◆ Aim
Lines before the one containing "OCR this image." are excluded; reproduce that line and all lines after it in the entries below, exactly.

◆ Saved entries
========================

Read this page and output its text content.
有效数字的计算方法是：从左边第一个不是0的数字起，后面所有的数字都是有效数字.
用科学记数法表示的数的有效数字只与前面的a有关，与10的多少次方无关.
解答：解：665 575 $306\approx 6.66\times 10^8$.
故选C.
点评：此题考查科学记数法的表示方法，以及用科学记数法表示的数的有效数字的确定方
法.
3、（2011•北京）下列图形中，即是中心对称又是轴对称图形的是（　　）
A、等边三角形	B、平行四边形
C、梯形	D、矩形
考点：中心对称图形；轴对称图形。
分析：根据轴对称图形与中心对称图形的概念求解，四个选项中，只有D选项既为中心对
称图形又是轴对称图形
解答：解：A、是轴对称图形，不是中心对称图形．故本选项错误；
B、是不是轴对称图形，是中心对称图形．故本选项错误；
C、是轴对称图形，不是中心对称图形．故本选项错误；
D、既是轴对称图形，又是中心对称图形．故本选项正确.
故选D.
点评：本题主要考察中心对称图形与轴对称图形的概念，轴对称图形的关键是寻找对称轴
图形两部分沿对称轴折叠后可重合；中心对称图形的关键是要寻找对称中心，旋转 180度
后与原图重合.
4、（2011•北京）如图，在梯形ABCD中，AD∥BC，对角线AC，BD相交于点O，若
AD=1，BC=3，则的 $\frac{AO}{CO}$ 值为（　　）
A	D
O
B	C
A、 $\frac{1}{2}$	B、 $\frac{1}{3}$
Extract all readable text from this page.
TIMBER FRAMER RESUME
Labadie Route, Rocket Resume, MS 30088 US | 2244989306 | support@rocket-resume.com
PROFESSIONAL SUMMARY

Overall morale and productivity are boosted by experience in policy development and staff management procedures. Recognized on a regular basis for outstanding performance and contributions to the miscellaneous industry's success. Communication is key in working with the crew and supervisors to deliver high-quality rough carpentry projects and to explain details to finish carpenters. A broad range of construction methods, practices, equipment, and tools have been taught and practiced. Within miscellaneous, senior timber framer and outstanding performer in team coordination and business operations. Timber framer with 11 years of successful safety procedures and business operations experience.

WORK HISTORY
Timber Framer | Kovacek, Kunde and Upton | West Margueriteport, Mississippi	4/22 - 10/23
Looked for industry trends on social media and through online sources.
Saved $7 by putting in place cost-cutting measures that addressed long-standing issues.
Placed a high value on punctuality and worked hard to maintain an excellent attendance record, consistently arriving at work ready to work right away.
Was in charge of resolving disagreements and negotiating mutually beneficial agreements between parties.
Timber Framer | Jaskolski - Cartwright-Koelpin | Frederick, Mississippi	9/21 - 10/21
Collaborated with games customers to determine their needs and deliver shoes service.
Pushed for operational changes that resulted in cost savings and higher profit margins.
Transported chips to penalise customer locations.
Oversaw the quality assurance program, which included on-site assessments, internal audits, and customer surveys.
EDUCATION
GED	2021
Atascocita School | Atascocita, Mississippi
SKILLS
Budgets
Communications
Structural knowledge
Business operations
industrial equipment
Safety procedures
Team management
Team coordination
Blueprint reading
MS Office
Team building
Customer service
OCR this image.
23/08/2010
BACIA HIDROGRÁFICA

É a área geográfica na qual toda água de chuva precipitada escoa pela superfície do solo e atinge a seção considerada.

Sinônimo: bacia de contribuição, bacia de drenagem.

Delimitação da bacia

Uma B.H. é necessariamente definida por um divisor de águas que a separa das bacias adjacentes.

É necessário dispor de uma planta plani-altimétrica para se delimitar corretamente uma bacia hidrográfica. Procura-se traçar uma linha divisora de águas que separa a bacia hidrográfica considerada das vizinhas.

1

========================

◆ Solution below
OCR this image.
23/08/2010
BACIA HIDROGRÁFICA

É a área geográfica na qual toda água de chuva precipitada escoa pela superfície do solo e atinge a seção considerada.

Sinônimo: bacia de contribuição, bacia de drenagem.

Delimitação da bacia

Uma B.H. é necessariamente definida por um divisor de águas que a separa das bacias adjacentes.

É necessário dispor de uma planta plani-altimétrica para se delimitar corretamente uma bacia hidrográfica. Procura-se traçar uma linha divisora de águas que separa a bacia hidrográfica considerada das vizinhas.

1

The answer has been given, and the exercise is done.